Direction: Copy each line of the entries that contains the word "ylabel".

**********

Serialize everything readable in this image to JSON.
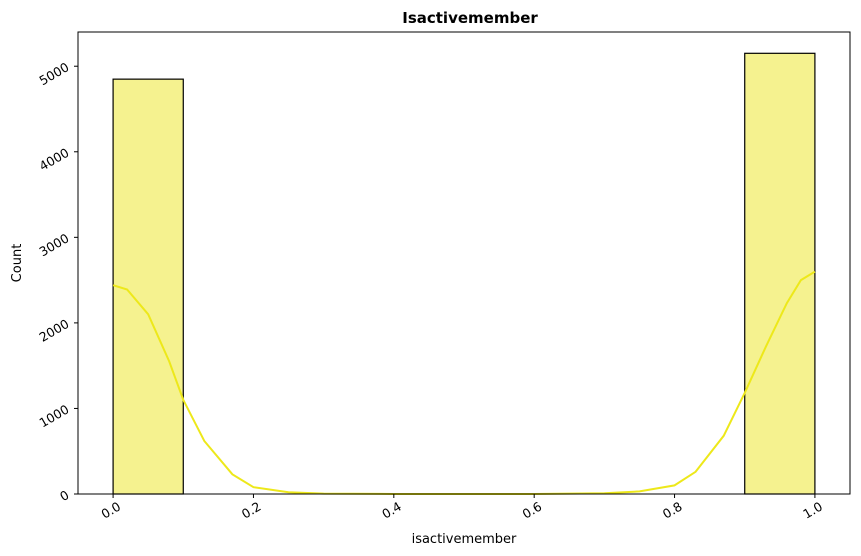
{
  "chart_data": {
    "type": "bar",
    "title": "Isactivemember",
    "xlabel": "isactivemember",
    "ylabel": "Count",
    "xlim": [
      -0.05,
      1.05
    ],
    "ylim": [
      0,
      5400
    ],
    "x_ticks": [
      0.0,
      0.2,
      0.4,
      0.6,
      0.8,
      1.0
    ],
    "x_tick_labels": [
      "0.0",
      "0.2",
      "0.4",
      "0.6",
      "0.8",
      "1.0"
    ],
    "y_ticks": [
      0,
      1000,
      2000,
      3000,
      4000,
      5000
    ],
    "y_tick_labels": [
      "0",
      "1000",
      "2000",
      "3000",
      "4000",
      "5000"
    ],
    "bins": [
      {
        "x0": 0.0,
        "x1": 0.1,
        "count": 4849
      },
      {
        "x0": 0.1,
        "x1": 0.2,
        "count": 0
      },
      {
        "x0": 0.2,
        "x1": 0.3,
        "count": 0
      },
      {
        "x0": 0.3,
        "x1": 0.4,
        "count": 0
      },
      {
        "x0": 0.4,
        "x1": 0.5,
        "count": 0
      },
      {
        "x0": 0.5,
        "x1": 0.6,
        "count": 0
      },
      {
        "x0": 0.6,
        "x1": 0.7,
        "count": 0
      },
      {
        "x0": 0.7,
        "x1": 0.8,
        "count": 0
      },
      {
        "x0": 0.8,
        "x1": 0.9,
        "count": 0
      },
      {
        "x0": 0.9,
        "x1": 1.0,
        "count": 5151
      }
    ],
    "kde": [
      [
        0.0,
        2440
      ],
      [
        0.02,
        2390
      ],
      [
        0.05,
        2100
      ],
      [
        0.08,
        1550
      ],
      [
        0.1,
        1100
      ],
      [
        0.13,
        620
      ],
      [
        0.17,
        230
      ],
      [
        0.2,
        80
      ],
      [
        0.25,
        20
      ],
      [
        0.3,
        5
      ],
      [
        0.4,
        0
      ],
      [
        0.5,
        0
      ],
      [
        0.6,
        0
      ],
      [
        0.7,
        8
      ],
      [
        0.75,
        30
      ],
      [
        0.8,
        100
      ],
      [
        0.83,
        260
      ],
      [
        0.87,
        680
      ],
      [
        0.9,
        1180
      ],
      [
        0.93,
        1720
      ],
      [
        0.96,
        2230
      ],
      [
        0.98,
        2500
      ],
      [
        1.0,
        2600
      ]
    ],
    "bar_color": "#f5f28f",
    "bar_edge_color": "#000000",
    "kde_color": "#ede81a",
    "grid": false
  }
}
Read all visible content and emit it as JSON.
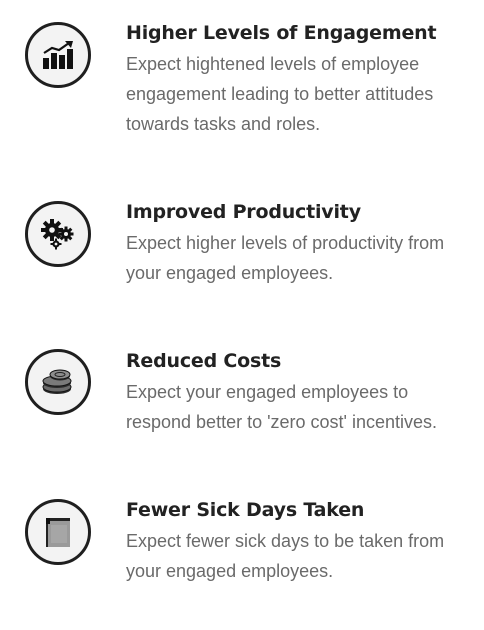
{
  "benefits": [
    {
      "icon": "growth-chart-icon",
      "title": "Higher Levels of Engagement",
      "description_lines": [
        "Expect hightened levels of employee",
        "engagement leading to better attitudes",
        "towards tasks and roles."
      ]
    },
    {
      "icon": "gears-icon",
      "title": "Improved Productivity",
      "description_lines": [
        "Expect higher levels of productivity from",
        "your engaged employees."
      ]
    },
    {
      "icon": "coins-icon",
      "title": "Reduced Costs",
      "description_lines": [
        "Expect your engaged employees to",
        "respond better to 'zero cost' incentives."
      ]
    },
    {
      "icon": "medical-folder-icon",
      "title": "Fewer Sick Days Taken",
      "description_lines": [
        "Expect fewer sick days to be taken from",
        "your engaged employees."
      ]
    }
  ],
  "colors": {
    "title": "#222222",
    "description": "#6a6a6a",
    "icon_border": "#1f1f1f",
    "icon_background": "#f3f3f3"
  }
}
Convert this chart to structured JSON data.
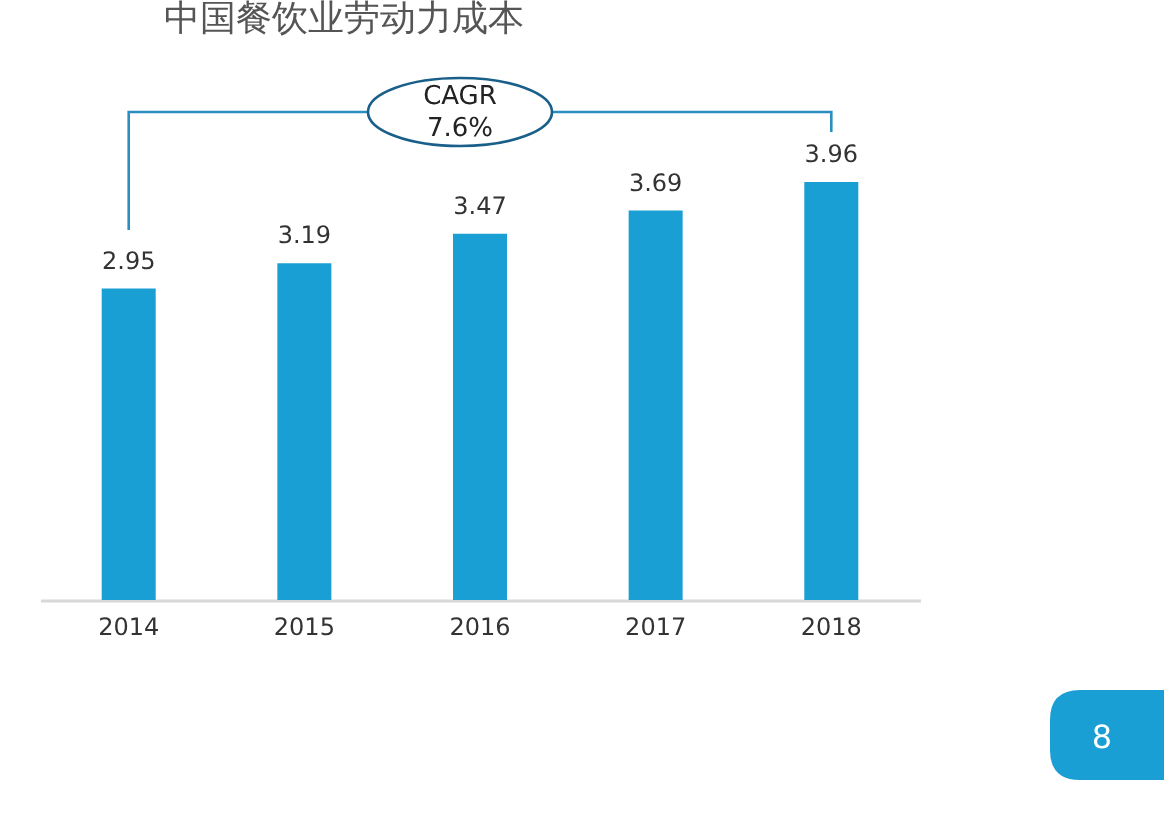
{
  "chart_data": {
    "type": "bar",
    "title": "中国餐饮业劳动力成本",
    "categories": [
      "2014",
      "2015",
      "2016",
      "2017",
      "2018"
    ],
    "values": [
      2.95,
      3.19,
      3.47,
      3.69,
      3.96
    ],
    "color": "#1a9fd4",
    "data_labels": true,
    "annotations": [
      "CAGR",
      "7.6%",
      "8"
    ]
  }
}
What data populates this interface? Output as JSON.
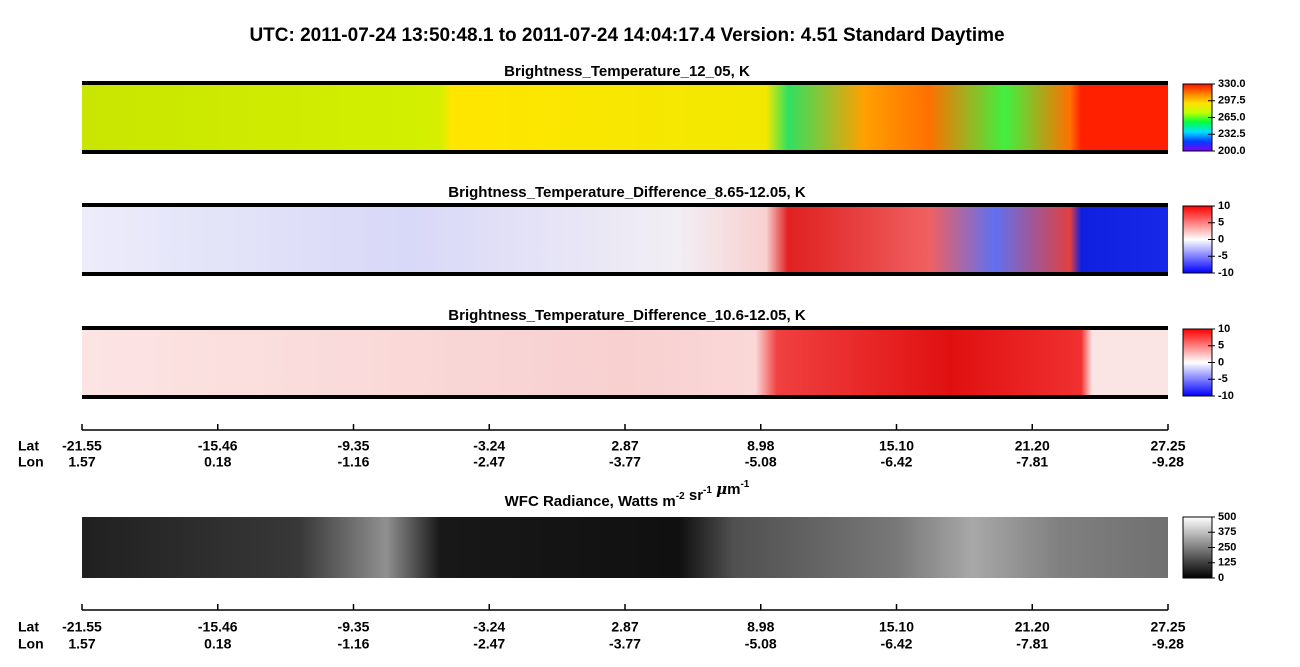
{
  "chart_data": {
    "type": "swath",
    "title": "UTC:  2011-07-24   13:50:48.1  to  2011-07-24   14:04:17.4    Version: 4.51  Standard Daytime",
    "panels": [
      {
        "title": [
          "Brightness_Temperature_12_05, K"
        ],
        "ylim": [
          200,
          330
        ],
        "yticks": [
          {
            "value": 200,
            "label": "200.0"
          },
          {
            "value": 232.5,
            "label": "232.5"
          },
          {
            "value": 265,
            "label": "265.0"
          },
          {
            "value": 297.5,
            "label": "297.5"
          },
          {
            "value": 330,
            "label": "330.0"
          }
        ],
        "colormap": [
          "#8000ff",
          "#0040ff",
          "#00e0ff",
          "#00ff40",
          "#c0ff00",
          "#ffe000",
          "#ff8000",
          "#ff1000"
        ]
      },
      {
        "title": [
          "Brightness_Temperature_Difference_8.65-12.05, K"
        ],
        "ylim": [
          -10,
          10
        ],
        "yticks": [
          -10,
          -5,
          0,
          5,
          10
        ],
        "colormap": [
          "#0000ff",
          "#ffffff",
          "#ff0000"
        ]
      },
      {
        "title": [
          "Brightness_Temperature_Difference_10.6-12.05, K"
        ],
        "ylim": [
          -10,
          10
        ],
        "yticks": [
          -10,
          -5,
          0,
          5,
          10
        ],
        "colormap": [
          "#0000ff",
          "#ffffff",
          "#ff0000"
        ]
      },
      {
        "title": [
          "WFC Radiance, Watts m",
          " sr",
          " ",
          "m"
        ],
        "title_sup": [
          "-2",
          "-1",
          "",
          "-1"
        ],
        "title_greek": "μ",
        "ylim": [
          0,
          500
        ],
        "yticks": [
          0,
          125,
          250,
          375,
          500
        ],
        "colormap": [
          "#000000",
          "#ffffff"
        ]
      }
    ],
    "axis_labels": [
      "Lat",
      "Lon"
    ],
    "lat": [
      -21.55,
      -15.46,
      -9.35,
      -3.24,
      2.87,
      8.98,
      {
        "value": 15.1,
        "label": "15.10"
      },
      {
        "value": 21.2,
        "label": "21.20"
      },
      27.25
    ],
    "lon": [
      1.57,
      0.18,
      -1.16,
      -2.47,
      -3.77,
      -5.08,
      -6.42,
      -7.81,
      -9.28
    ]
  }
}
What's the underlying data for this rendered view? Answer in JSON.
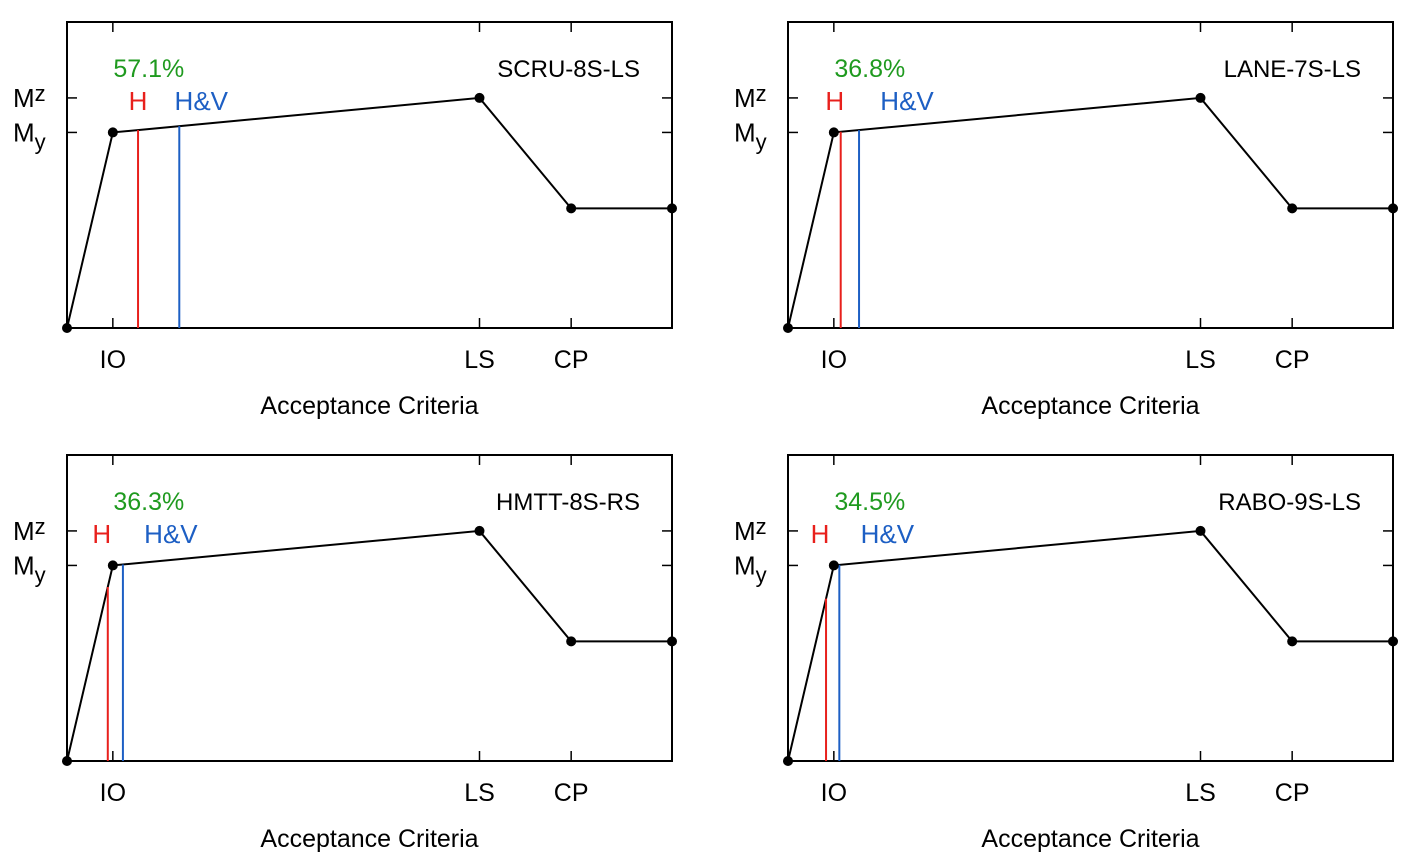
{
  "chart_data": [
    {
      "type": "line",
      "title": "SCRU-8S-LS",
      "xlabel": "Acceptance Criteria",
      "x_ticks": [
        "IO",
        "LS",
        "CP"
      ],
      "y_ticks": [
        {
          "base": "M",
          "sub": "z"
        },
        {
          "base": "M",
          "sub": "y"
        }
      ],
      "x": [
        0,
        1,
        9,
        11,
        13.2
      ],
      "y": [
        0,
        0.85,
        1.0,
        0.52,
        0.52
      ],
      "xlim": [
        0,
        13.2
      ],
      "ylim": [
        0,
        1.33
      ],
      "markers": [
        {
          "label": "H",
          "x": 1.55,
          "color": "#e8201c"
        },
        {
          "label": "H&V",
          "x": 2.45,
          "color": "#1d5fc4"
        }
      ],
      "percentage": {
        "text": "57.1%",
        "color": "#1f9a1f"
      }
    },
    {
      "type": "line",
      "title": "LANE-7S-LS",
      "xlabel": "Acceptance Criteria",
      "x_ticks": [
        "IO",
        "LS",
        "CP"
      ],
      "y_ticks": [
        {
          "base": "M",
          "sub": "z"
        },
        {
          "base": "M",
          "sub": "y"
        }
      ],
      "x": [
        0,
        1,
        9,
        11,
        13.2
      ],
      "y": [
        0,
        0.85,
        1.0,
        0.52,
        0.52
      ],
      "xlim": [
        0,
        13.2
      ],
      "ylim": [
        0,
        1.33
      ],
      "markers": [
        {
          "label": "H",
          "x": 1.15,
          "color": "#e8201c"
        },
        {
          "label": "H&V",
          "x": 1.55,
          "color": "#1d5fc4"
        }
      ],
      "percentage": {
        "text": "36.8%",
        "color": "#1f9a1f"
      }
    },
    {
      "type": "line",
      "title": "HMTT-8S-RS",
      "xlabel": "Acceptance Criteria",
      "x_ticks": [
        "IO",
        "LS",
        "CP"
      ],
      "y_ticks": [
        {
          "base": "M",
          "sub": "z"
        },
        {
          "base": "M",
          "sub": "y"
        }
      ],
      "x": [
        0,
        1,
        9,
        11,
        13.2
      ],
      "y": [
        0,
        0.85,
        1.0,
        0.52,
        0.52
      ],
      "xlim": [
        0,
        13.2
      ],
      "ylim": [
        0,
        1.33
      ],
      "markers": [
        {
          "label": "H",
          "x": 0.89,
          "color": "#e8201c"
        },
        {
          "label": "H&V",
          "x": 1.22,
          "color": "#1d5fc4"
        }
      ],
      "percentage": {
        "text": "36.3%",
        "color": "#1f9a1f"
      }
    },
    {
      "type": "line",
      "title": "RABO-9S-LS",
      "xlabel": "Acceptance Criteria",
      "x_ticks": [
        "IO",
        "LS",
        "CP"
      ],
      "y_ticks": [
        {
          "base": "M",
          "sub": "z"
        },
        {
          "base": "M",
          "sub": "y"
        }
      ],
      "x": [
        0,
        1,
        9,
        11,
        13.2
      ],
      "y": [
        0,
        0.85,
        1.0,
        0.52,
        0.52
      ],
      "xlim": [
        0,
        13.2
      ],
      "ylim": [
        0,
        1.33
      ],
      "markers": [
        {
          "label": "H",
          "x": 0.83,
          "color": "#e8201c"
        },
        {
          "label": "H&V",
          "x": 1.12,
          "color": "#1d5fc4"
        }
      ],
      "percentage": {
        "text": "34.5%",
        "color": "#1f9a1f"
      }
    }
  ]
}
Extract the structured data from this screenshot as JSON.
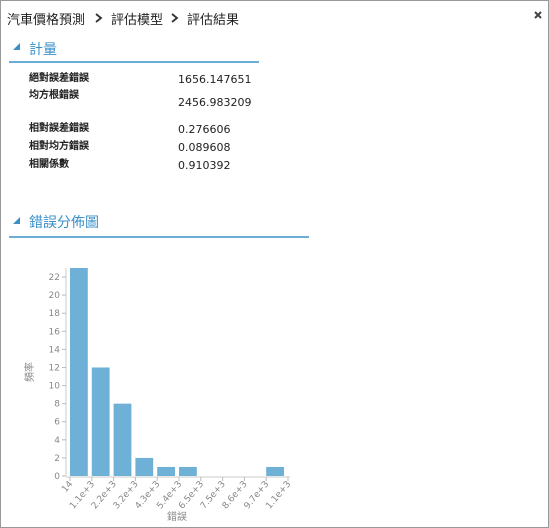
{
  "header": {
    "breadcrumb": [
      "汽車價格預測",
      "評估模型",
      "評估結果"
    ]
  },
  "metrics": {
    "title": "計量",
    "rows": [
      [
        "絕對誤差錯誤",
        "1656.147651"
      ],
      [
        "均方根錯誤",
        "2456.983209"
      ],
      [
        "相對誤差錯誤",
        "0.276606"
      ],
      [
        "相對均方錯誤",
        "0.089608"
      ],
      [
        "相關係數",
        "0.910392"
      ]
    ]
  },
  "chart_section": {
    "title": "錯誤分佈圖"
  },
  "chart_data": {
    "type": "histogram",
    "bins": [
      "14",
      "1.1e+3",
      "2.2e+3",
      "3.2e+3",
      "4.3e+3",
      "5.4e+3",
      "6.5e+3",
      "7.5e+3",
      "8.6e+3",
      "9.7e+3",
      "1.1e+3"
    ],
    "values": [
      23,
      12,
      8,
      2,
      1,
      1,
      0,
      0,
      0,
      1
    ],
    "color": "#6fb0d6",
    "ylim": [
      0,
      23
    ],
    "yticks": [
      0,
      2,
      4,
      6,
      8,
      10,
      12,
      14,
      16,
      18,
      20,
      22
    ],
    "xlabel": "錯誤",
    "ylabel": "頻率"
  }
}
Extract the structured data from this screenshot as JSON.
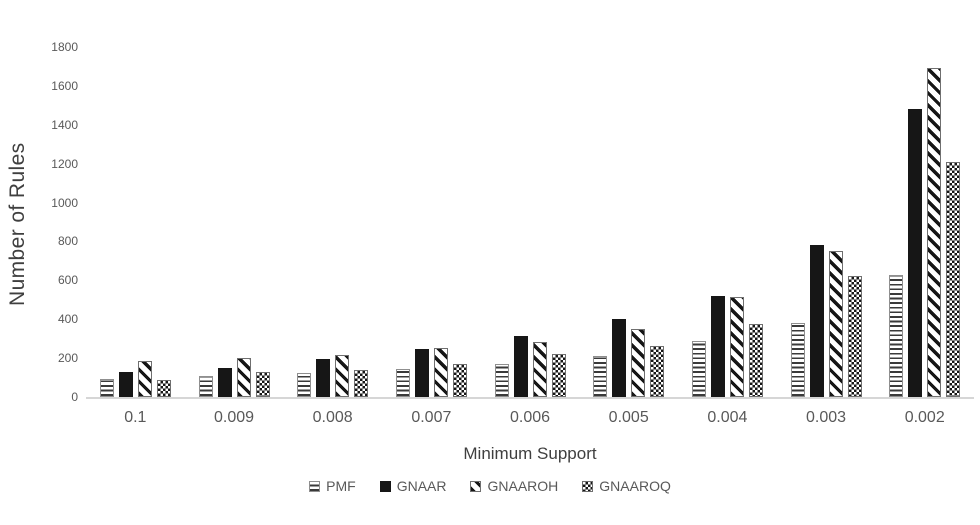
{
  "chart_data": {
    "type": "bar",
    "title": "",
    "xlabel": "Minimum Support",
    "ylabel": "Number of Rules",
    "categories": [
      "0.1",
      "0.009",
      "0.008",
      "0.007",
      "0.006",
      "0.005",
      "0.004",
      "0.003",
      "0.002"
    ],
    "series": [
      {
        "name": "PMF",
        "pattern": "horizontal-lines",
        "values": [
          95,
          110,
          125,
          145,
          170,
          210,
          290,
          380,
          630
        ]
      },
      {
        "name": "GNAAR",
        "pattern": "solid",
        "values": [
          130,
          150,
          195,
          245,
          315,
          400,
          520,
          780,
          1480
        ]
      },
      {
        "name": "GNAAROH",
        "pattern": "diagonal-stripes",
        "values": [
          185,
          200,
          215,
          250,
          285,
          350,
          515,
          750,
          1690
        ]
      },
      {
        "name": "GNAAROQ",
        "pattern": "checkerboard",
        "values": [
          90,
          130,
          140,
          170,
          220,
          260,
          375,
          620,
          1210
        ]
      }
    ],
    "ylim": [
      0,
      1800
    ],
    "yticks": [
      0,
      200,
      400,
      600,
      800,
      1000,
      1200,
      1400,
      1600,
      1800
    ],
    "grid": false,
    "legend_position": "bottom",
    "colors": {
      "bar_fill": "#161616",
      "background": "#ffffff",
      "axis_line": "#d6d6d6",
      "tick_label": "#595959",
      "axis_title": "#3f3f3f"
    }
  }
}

**********

Output below:
    "ylabel": "Count",
    "ylabel": "頻率"
    "ylabel": "Number of Rules",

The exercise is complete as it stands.